GOAL 1 – According to the ruling, on what date did the Respondents in the application file their replying affidavit?
===============
Jared Anyiko Etyakoro & 6 others v Christian Wafula Omusolo & 3 others [2017] KEELC 799 (KLR) | Adverse Possession | Esheria

Jared Anyiko Etyakoro & 6 others v Christian Wafula Omusolo & 3 others [2017] KEELC 799 (KLR)

Full Case Text

REPUBLIC OF KENYA

IN THE HIGH COURT OF KENYA IN BUSIA

LAND & ENVIRONMENTAL DIVISION

ELC NO. 35 OF 2016

JARED ANYIKO ETYAKORO and 6 Others....................APPLICANTS

VERSUS

CHRISTIAN WAFULA OMUSOLO and 3 Others......RESPONDENTS

R U L I N G

1. The application before me is a Notice of Motion dated 26/1/2017 and filed on 30/1/2017. It is brought under Order 40 rules 1, 2 and 4, Section 13 of the Environment and Land Court Act, and all other enabling provisions of Law. The Applicants – CHRISITIAN WAFULA OMUSOLO,andEVALINE AKISA OMELA - are Respondents in the Originating Summons filed here against them on 9/4/2016. They were sued by JARED ANYIKO ETYAKORO, WYCLIFFE EJAKAIT OMARE, WILIMINA AKOL, FIRINGINA APALI, JESCA AJAKAIT ORUBIA, DAVID OLOGE OPURU and MICHAEL ERAPU RICHARD ODEKA, who are Applicants in the Originating Summons and Respondents in this application.

2. The parties are tussling over ownership of land parcel No.SOUTH TESO/ASINGE/377portions of which are claimed by the Applicants in the Originating Summons through adverse possession but which the Respondents in the Originating Summons are claiming to be their own through family inheritance.

3. The relevant prayers for consideration in the Notice of Motion herein are as follows:

Prayer 3: That an interlocutory injunction do issue to the Applicant/Respondents, their servants and/or agents restraining from erecting buildings, cultivating, trespassing, alienating, charging, selling, and or depriving the 1st and 2nd Respondents/Applicants of their interest or dealing in any way in land parcel No. SOUTH TESO/ASINGE/377 pending hearing and determination of the suit.

Prayer 4: That costs of this application be borne by the Applicants/Respondents.

4. The grounds advanced state, interalia, that the Respondents in this application have erected buildings and that this may render nugatory and unenforceable the final orders of this court.

5. The Respondents in this application responded vide a replying affidavit filed on 11/8/2017 where they deponed, interalia, that the Applicants seek to stop them from using the land that they have been utilizing for over 12 years. The application is said to be meant to divert attention from the main issues. The Respondents averred that the Applicants, by their own admission, are only using two (2) acres while they themselves are using the rest of the land. It was also observed that the Applicants have not sued; they are sued. And this being the position, their application is not hinged on any suit, for they have not filed any.

6. On 12/10/2017 both sides agreed that the matter be canvassed by way of written submissions. The Applicants submissions were filed on 19/10/2017. The Applicants largely reiterated what the application contains. They submitted, interalia, that they have a prima facie case and that damages would not be an adequate remedy. They cited the decided cases of JAMES MUIGAI THUNGU vs COUNTY GOVERNMENT OF TRANS-NZOIA & 2 Others [2015] eKLR and GIELA vs CASSMAN BROWN & CO. LTD [1973] C.A. 358 to drive their message home. The Applicants blame the Respondents for allegedly taking the land forcefully.
===============
GOAL 2 – In the listing, from its first line through the line containing "panel-d-ticks: 40 39" inclusive, rename "peak-label" to "peak-name" and reproduce those lines with nothing else altered.

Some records
===============
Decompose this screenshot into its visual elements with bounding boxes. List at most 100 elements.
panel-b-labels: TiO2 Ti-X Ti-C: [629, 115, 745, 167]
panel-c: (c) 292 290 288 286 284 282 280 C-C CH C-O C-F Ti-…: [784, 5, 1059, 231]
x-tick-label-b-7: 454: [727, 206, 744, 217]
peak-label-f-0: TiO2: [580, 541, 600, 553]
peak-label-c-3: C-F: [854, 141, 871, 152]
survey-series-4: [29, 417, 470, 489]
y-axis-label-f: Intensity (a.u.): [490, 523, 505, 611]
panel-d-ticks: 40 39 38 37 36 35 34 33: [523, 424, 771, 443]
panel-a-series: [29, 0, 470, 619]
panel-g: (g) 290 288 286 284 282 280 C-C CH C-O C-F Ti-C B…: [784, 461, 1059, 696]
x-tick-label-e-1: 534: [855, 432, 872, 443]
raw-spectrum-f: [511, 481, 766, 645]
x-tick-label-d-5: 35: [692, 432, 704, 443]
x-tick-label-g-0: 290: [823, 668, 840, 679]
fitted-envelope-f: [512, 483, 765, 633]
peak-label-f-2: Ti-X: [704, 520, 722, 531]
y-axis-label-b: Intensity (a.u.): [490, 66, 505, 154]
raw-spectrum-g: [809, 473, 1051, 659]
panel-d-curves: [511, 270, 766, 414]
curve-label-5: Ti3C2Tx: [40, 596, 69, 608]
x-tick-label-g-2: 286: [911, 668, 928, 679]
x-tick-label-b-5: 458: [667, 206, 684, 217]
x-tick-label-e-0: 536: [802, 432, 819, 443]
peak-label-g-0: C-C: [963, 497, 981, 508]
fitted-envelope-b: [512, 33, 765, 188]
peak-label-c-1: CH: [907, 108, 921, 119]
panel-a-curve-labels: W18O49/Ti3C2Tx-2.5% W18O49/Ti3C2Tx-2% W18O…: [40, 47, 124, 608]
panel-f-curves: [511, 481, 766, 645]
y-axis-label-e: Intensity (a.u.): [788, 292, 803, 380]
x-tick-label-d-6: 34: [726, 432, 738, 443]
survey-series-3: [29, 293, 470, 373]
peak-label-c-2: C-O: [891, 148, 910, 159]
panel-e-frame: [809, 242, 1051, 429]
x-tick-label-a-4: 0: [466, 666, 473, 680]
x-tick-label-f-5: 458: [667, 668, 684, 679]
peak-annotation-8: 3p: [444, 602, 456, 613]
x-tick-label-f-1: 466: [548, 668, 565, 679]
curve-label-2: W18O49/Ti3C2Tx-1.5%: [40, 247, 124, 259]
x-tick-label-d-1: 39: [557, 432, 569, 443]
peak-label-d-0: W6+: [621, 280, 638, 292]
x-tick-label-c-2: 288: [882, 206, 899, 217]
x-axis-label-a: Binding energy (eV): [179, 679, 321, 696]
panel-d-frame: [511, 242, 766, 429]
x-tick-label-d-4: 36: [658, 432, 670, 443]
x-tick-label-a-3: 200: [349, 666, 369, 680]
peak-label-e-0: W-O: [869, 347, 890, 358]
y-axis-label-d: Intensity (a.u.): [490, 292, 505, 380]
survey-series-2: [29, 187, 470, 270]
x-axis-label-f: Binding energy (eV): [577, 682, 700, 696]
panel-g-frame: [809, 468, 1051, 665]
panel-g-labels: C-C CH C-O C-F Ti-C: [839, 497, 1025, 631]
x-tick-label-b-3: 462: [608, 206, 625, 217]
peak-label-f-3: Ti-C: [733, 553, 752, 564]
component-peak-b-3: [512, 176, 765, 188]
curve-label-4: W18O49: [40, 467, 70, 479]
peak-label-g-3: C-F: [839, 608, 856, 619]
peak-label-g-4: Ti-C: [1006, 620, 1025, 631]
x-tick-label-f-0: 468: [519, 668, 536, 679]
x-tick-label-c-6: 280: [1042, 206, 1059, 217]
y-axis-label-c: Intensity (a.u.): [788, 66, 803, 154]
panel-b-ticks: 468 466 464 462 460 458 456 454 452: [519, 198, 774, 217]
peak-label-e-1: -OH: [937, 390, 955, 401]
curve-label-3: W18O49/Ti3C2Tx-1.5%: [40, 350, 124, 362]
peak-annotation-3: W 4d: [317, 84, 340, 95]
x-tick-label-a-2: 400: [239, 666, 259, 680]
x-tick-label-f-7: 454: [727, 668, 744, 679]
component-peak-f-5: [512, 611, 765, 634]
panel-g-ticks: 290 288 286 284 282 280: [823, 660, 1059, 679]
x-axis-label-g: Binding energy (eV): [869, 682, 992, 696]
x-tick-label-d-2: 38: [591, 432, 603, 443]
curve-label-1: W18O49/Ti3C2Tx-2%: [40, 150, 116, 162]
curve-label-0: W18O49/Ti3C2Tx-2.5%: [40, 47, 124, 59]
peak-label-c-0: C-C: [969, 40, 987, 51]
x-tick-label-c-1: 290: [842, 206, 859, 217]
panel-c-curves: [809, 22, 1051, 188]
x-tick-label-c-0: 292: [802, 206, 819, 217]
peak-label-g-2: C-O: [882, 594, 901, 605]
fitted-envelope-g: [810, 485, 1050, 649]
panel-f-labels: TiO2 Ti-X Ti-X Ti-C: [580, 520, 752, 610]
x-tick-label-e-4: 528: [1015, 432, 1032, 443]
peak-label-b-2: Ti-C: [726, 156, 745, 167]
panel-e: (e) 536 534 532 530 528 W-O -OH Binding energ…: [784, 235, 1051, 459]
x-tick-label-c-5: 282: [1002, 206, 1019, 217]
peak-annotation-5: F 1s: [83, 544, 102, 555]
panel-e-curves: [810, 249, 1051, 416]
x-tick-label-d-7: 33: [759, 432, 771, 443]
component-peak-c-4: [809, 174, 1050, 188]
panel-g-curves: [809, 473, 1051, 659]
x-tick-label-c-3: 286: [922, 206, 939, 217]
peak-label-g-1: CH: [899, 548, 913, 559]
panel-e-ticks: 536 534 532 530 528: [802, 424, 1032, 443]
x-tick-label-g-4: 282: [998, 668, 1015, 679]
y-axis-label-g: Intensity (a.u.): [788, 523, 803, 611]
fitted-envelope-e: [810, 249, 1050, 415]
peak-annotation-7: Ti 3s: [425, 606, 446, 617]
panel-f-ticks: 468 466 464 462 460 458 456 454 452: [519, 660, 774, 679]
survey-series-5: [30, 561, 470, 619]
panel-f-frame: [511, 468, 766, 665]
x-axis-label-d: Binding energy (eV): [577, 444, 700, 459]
===============
COMPLETE ANSWER 1 – 11/8/2017

COMPLETE ANSWER 2 –
Decompose this screenshot into its visual elements with bounding boxes. List at most 100 elements.
panel-b-labels: TiO2 Ti-X Ti-C: [629, 115, 745, 167]
panel-c: (c) 292 290 288 286 284 282 280 C-C CH C-O C-F Ti-…: [784, 5, 1059, 231]
x-tick-label-b-7: 454: [727, 206, 744, 217]
peak-name-f-0: TiO2: [580, 541, 600, 553]
peak-name-c-3: C-F: [854, 141, 871, 152]
survey-series-4: [29, 417, 470, 489]
y-axis-label-f: Intensity (a.u.): [490, 523, 505, 611]
panel-d-ticks: 40 39 38 37 36 35 34 33: [523, 424, 771, 443]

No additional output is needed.